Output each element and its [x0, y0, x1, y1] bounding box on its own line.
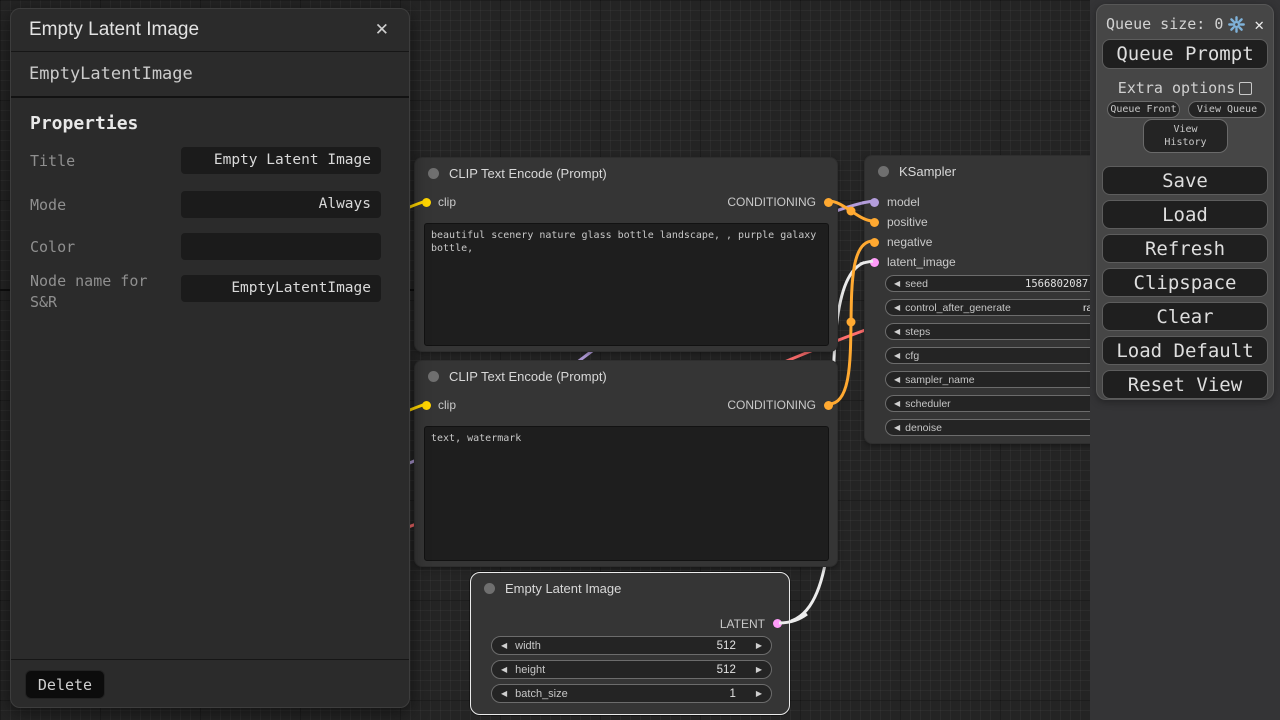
decrement-icon[interactable]: ◀ — [501, 665, 507, 674]
node-header[interactable]: Empty Latent Image — [471, 573, 789, 603]
positive-input-label: positive — [887, 215, 928, 229]
decrement-icon[interactable]: ◀ — [894, 375, 900, 384]
increment-icon[interactable]: ▶ — [756, 641, 762, 650]
decrement-icon[interactable]: ◀ — [894, 423, 900, 432]
dialog-footer-divider — [11, 659, 409, 660]
clipspace-button[interactable]: Clipspace — [1102, 268, 1268, 297]
close-icon[interactable]: ✕ — [369, 18, 395, 42]
refresh-button[interactable]: Refresh — [1102, 234, 1268, 263]
properties-section-title: Properties — [30, 113, 138, 134]
link-midpoint-dot — [847, 207, 856, 216]
negative-input-label: negative — [887, 235, 932, 249]
latent-output-label: LATENT — [720, 617, 765, 631]
node-ksampler[interactable]: KSampler model positive negative latent_… — [864, 155, 1090, 444]
clip-input-slot[interactable] — [422, 198, 431, 207]
node-title: KSampler — [899, 164, 956, 179]
latent-output-slot[interactable] — [773, 619, 782, 628]
prompt-textarea[interactable]: text, watermark — [424, 426, 829, 561]
view-queue-button[interactable]: View Queue — [1188, 101, 1266, 118]
queue-size-label: Queue size: 0 — [1106, 15, 1223, 33]
model-input-label: model — [887, 195, 920, 209]
node-title: CLIP Text Encode (Prompt) — [449, 369, 607, 384]
close-menu-icon[interactable]: ✕ — [1254, 15, 1264, 34]
widget-batch-size[interactable]: ◀ batch_size 1 ▶ — [491, 684, 772, 703]
view-history-button[interactable]: View History — [1143, 119, 1228, 153]
comfy-menu: Queue size: 0 ✕ Queue Prompt Extra — [1096, 4, 1274, 400]
field-label-color: Color — [30, 237, 182, 258]
widget-height[interactable]: ◀ height 512 ▶ — [491, 660, 772, 679]
collapse-dot-icon[interactable] — [878, 166, 889, 177]
collapse-dot-icon[interactable] — [484, 583, 495, 594]
settings-gear-icon[interactable] — [1228, 16, 1245, 33]
widget-steps[interactable]: ◀ steps — [885, 323, 1090, 340]
load-button[interactable]: Load — [1102, 200, 1268, 229]
widget-scheduler[interactable]: ◀ scheduler — [885, 395, 1090, 412]
latent-image-input-label: latent_image — [887, 255, 956, 269]
decrement-icon[interactable]: ◀ — [894, 327, 900, 336]
decrement-icon[interactable]: ◀ — [501, 689, 507, 698]
node-type-name: EmptyLatentImage — [11, 52, 409, 98]
widget-cfg[interactable]: ◀ cfg — [885, 347, 1090, 364]
extra-options-label: Extra options — [1118, 79, 1235, 97]
queue-front-button[interactable]: Queue Front — [1107, 101, 1180, 118]
latent-image-input-slot[interactable] — [870, 258, 879, 267]
field-node-name[interactable]: EmptyLatentImage — [181, 275, 381, 302]
save-button[interactable]: Save — [1102, 166, 1268, 195]
node-empty-latent-image[interactable]: Empty Latent Image LATENT ◀ width 512 ▶ … — [470, 572, 790, 715]
field-label-mode: Mode — [30, 195, 182, 216]
extra-options-checkbox[interactable] — [1239, 82, 1252, 95]
negative-input-slot[interactable] — [870, 238, 879, 247]
decrement-icon[interactable]: ◀ — [501, 641, 507, 650]
properties-dialog: Empty Latent Image ✕ EmptyLatentImage Pr… — [10, 8, 410, 708]
delete-button[interactable]: Delete — [25, 670, 105, 699]
node-header[interactable]: CLIP Text Encode (Prompt) — [415, 361, 837, 391]
model-input-slot[interactable] — [870, 198, 879, 207]
widget-seed[interactable]: ◀ seed 1566802087 — [885, 275, 1090, 292]
node-title: Empty Latent Image — [505, 581, 621, 596]
widget-control-after-generate[interactable]: ◀ control_after_generate randomize — [885, 299, 1090, 316]
field-label-node-name: Node name for S&R — [30, 271, 182, 313]
clip-input-label: clip — [438, 195, 456, 209]
node-clip-text-encode-positive[interactable]: CLIP Text Encode (Prompt) clip CONDITION… — [414, 157, 838, 352]
field-color[interactable] — [181, 233, 381, 260]
load-default-button[interactable]: Load Default — [1102, 336, 1268, 365]
widget-width[interactable]: ◀ width 512 ▶ — [491, 636, 772, 655]
collapse-dot-icon[interactable] — [428, 168, 439, 179]
prompt-textarea[interactable]: beautiful scenery nature glass bottle la… — [424, 223, 829, 346]
field-title[interactable]: Empty Latent Image — [181, 147, 381, 174]
increment-icon[interactable]: ▶ — [756, 665, 762, 674]
clear-button[interactable]: Clear — [1102, 302, 1268, 331]
decrement-icon[interactable]: ◀ — [894, 303, 900, 312]
widget-denoise[interactable]: ◀ denoise — [885, 419, 1090, 436]
decrement-icon[interactable]: ◀ — [894, 351, 900, 360]
conditioning-output-label: CONDITIONING — [727, 398, 816, 412]
positive-input-slot[interactable] — [870, 218, 879, 227]
reset-view-button[interactable]: Reset View — [1102, 370, 1268, 399]
field-label-title: Title — [30, 151, 182, 172]
conditioning-output-label: CONDITIONING — [727, 195, 816, 209]
node-clip-text-encode-negative[interactable]: CLIP Text Encode (Prompt) clip CONDITION… — [414, 360, 838, 567]
conditioning-output-slot[interactable] — [824, 401, 833, 410]
conditioning-output-slot[interactable] — [824, 198, 833, 207]
clip-input-slot[interactable] — [422, 401, 431, 410]
node-title: CLIP Text Encode (Prompt) — [449, 166, 607, 181]
node-header[interactable]: KSampler — [865, 156, 1090, 186]
link-midpoint-dot — [847, 318, 856, 327]
field-mode[interactable]: Always — [181, 191, 381, 218]
clip-input-label: clip — [438, 398, 456, 412]
increment-icon[interactable]: ▶ — [756, 689, 762, 698]
decrement-icon[interactable]: ◀ — [894, 279, 900, 288]
collapse-dot-icon[interactable] — [428, 371, 439, 382]
widget-sampler-name[interactable]: ◀ sampler_name — [885, 371, 1090, 388]
dialog-title: Empty Latent Image — [29, 19, 369, 41]
decrement-icon[interactable]: ◀ — [894, 399, 900, 408]
queue-prompt-button[interactable]: Queue Prompt — [1102, 39, 1268, 69]
node-header[interactable]: CLIP Text Encode (Prompt) — [415, 158, 837, 188]
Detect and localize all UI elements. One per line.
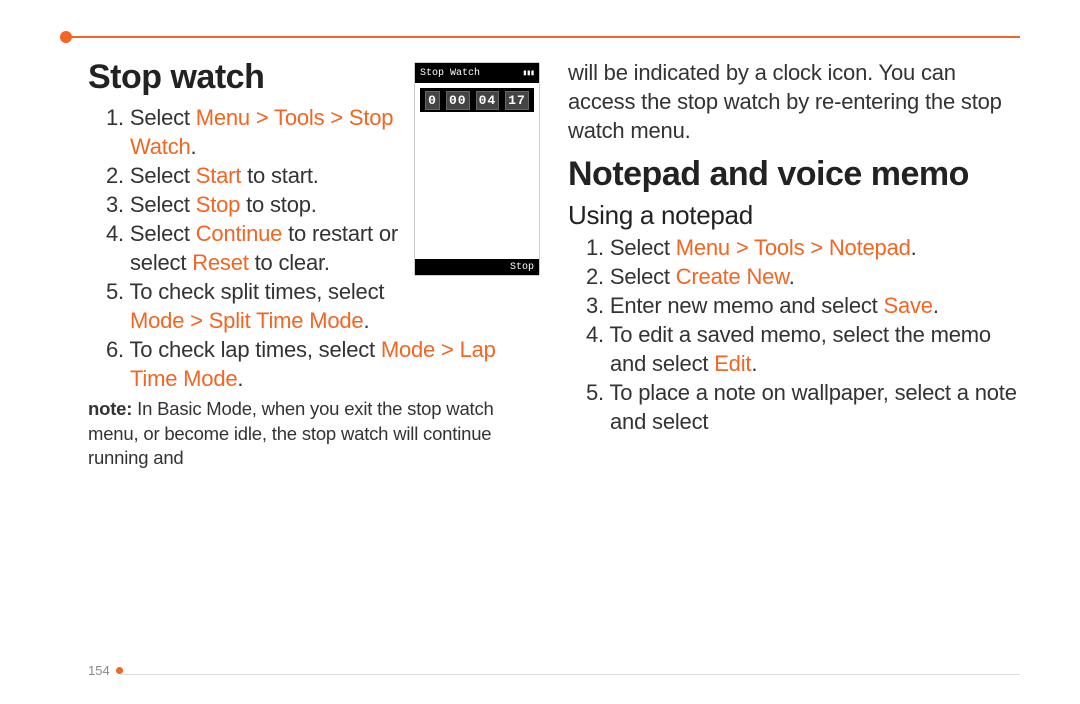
- timer-h: 0: [425, 91, 440, 110]
- stopwatch-timer: 0 00 04 17: [420, 88, 534, 112]
- timer-m: 00: [446, 91, 470, 110]
- stopwatch-note: note: In Basic Mode, when you exit the s…: [88, 397, 540, 470]
- footer-dot-icon: [116, 667, 123, 674]
- note-label: note:: [88, 398, 132, 419]
- continuation-text: will be indicated by a clock icon. You c…: [568, 58, 1020, 145]
- notepad-steps: Select Menu > Tools > Notepad. Select Cr…: [568, 233, 1020, 436]
- header-dot-icon: [60, 31, 72, 43]
- page-footer: 154: [88, 663, 123, 678]
- nstep-5: To place a note on wallpaper, select a n…: [586, 378, 1020, 436]
- nstep-4: To edit a saved memo, select the memo an…: [586, 320, 1020, 378]
- phone-statusbar: Stop Watch ▮▮▮: [415, 63, 539, 83]
- stopwatch-screenshot: Stop Watch ▮▮▮ 0 00 04 17 Stop: [414, 62, 540, 276]
- phone-softkey-bar: Stop: [415, 259, 539, 275]
- timer-s: 04: [476, 91, 500, 110]
- nstep-2: Select Create New.: [586, 262, 1020, 291]
- section-heading-notepad: Notepad and voice memo: [568, 155, 1020, 194]
- header-rule: [64, 36, 1020, 38]
- left-column: Stop Watch ▮▮▮ 0 00 04 17 Stop Stop watc…: [88, 58, 540, 664]
- step-6: To check lap times, select Mode > Lap Ti…: [106, 335, 540, 393]
- phone-softkey: Stop: [510, 262, 534, 273]
- step-5: To check split times, select Mode > Spli…: [106, 277, 540, 335]
- phone-title: Stop Watch: [420, 68, 480, 79]
- signal-icon: ▮▮▮: [523, 68, 534, 78]
- page-number: 154: [88, 663, 110, 678]
- nstep-1: Select Menu > Tools > Notepad.: [586, 233, 1020, 262]
- timer-cs: 17: [505, 91, 529, 110]
- footer-rule: [120, 674, 1020, 675]
- right-column: will be indicated by a clock icon. You c…: [568, 58, 1020, 664]
- page-content: Stop Watch ▮▮▮ 0 00 04 17 Stop Stop watc…: [88, 58, 1020, 664]
- subheading-notepad: Using a notepad: [568, 200, 1020, 231]
- nstep-3: Enter new memo and select Save.: [586, 291, 1020, 320]
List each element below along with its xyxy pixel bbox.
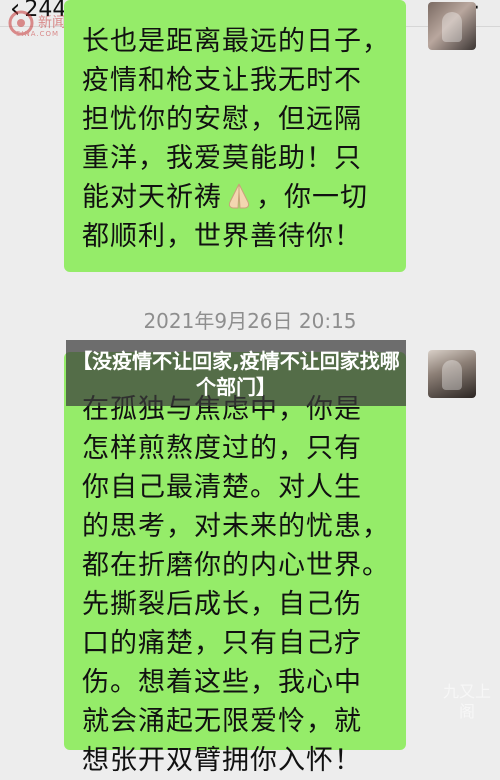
message-line-with-emoji: 能对天祈祷 ，你一切 xyxy=(82,178,406,217)
folded-hands-emoji-icon xyxy=(228,183,250,209)
message-line: 你自己最清楚。对人生 xyxy=(82,472,362,503)
headline-overlay: 【没疫情不让回家,疫情不让回家找哪 个部门】 xyxy=(66,340,406,406)
message-line: 怎样煎熬度过的，只有 xyxy=(82,433,362,464)
logo-subtext: SINA.COM xyxy=(16,30,60,38)
message-line: 长也是距离最远的日子， xyxy=(82,26,390,57)
message-line: 先撕裂后成长，自己伤 xyxy=(82,589,362,620)
message-line: 都在折磨你的内心世界。 xyxy=(82,550,390,581)
message-line: 疫情和枪支让我无时不 xyxy=(82,65,362,96)
message-line: 都顺利，世界善待你！ xyxy=(82,221,362,252)
corner-watermark: 九又上阁 xyxy=(442,682,491,721)
message-bubble[interactable]: 在孤独与焦虑中，你是 怎样煎熬度过的，只有 你自己最清楚。对人生 的思考，对未来… xyxy=(64,352,406,776)
logo-word: 新闻 xyxy=(38,15,66,31)
headline-line-2: 个部门】 xyxy=(196,375,276,399)
message-timestamp: 2021年9月26日 20:15 xyxy=(143,309,357,333)
message-line: 伤。想着这些，我心中 xyxy=(82,667,362,698)
message-bubble[interactable]: 长也是距离最远的日子， 疫情和枪支让我无时不 担忧你的安慰，但远隔 重洋，我爱莫… xyxy=(64,0,406,272)
avatar[interactable] xyxy=(428,350,476,398)
message-line: 的思考，对未来的忧患， xyxy=(82,511,390,542)
avatar[interactable] xyxy=(428,2,476,50)
message-line-text: 能对天祈祷 xyxy=(82,182,222,213)
message-line: 就会涌起无限爱怜，就 xyxy=(82,706,362,737)
message-line: 口的痛楚，只有自己疗 xyxy=(82,628,362,659)
message-line: 想张开双臂拥你入怀！ xyxy=(82,745,362,776)
headline-line-1: 【没疫情不让回家,疫情不让回家找哪 xyxy=(72,349,400,373)
message-line: 重洋，我爱莫能助！只 xyxy=(82,143,362,174)
message-line-tail: ，你一切 xyxy=(256,182,368,213)
message-line: 担忧你的安慰，但远隔 xyxy=(82,104,362,135)
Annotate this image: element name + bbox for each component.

* * *

Could you copy out, verbatim, the lines of the records from the one containing "decrement-icon[interactable]: ◀ — [501, 665, 507, 674]" through the one containing "decrement-icon[interactable]: ◀ — [894, 375, 900, 384]", with both of those lines included?

- [Correct response]:
decrement-icon[interactable]: ◀ — [501, 665, 507, 674]
node-header[interactable]: Empty Latent Image — [471, 573, 789, 603]
positive-input-label: positive — [887, 215, 928, 229]
decrement-icon[interactable]: ◀ — [894, 375, 900, 384]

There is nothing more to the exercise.